[Entries taken from a collection]
-.-.-

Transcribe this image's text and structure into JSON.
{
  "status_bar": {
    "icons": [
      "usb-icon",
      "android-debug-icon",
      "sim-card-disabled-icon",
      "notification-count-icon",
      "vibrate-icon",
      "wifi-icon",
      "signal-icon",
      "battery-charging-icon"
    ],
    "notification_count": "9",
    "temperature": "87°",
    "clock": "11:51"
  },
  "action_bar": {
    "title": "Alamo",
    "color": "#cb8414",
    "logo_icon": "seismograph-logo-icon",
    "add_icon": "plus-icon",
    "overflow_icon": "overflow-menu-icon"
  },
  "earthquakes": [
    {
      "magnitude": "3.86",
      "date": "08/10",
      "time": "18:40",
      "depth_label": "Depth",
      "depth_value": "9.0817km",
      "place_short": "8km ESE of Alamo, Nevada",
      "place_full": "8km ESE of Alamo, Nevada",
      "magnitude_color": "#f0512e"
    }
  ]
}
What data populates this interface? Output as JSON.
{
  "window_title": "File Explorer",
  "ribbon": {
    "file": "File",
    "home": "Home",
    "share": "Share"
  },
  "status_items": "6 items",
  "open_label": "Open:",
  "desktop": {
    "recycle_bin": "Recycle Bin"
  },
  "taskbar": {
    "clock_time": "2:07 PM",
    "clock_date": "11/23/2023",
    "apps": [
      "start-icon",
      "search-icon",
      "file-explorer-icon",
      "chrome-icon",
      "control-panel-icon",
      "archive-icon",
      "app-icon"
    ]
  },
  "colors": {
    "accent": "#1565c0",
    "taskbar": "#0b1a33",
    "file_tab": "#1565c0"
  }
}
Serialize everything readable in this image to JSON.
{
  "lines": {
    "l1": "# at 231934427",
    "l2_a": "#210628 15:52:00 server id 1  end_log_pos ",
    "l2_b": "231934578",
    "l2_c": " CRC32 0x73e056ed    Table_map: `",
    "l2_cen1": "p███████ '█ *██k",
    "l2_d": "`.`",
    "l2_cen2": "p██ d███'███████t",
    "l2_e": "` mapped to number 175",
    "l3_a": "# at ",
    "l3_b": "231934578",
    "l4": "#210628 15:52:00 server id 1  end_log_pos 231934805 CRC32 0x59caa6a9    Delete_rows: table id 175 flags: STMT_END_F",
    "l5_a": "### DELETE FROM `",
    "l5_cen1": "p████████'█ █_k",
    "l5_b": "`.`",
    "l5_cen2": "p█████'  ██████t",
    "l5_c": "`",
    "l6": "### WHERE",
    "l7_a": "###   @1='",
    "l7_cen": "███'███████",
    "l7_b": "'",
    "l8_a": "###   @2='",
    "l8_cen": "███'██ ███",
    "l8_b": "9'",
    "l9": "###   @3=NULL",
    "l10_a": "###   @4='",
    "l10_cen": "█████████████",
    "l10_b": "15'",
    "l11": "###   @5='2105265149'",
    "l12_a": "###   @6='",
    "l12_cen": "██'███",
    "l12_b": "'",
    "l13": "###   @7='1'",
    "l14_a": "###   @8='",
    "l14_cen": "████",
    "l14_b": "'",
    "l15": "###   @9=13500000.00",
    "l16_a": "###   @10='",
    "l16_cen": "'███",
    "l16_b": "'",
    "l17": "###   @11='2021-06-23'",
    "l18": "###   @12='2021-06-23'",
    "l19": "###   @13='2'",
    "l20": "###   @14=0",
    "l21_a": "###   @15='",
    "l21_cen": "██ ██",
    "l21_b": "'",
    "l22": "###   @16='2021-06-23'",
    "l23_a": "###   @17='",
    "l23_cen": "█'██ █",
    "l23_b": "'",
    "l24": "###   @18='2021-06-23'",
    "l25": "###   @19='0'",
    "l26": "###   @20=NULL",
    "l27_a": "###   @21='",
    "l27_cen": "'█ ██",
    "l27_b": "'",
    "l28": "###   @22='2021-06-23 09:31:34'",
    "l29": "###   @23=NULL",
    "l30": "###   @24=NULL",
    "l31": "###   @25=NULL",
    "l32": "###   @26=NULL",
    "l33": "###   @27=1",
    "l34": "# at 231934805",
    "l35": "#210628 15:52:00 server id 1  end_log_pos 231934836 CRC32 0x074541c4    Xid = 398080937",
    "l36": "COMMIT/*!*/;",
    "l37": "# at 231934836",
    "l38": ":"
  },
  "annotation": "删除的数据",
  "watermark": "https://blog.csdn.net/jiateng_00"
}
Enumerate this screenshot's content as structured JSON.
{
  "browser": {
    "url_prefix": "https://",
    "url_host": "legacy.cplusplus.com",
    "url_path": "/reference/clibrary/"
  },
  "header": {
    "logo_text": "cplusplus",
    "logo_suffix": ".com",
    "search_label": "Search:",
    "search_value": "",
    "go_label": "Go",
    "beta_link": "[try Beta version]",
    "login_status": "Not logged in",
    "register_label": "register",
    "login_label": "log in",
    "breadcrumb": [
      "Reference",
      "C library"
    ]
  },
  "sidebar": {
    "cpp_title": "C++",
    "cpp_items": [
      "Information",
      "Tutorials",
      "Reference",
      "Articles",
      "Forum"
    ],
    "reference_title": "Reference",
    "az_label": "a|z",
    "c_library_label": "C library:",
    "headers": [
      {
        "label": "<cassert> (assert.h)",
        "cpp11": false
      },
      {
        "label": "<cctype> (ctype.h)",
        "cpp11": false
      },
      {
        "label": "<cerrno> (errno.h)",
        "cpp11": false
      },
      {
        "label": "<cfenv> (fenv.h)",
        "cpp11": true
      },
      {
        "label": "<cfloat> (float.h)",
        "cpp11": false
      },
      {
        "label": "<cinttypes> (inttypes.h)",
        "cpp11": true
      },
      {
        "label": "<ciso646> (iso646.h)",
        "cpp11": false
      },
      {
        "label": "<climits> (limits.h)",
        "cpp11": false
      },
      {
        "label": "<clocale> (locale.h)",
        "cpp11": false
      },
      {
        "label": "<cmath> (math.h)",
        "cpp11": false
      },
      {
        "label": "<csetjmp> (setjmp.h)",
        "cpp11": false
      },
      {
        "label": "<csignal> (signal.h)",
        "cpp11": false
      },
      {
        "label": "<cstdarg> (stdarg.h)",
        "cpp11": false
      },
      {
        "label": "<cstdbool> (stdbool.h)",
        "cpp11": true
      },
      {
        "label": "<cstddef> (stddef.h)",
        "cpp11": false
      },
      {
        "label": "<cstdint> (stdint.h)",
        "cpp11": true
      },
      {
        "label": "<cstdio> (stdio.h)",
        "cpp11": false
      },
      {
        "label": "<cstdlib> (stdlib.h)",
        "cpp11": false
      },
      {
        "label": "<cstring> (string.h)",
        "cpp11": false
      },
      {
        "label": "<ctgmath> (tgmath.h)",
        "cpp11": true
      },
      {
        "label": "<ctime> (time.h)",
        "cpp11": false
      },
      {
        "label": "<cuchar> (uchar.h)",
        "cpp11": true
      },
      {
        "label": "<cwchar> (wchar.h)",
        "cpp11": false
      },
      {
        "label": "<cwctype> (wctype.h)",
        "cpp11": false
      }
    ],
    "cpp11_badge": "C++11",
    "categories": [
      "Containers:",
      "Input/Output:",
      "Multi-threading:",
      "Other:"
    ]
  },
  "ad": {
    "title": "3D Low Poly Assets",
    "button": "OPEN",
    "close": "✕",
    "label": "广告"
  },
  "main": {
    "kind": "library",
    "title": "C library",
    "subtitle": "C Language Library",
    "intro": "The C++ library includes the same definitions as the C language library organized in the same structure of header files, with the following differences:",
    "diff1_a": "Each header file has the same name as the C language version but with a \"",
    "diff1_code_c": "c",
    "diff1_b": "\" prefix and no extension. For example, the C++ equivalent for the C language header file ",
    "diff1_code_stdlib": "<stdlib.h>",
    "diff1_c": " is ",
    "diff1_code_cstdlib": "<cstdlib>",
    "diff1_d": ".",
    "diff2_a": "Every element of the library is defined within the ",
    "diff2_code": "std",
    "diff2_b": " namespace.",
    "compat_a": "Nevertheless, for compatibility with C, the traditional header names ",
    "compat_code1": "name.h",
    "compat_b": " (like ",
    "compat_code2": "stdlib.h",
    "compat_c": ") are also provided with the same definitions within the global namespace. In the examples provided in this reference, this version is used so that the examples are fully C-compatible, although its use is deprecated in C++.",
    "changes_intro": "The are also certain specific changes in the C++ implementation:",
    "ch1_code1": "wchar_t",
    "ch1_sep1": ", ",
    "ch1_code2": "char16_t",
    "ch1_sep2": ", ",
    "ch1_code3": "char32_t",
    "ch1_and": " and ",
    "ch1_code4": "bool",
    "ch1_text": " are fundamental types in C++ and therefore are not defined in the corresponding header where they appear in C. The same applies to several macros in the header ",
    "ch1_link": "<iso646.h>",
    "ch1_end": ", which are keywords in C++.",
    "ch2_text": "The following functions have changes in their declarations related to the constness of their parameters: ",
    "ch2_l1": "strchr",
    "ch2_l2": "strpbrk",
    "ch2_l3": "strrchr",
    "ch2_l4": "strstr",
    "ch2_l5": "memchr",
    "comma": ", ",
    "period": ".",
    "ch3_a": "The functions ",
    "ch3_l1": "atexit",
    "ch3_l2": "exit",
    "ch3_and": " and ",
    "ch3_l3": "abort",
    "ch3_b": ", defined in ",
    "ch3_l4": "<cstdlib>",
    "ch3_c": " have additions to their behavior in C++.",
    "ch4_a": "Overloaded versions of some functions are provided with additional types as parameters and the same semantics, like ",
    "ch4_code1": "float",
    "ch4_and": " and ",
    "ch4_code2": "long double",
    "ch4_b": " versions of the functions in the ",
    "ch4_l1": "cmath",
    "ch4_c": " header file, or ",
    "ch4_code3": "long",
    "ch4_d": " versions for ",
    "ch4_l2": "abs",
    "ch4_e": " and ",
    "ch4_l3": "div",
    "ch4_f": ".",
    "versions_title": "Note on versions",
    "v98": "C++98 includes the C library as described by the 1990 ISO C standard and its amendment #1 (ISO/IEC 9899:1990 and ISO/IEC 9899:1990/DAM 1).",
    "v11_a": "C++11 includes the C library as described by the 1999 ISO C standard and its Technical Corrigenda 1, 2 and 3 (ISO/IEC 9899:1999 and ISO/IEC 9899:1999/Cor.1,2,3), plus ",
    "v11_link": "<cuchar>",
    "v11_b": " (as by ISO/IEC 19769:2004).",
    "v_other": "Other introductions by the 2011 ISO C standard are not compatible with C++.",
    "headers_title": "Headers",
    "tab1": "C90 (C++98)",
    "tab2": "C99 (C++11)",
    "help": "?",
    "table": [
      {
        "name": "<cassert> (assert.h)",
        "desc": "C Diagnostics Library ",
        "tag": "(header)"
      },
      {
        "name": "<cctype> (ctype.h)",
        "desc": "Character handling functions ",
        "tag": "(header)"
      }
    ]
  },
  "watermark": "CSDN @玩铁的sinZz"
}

-.-.-

• Written exercise
Reply with one number only: how many lines of the listing hold "assert"?

• Written reply
2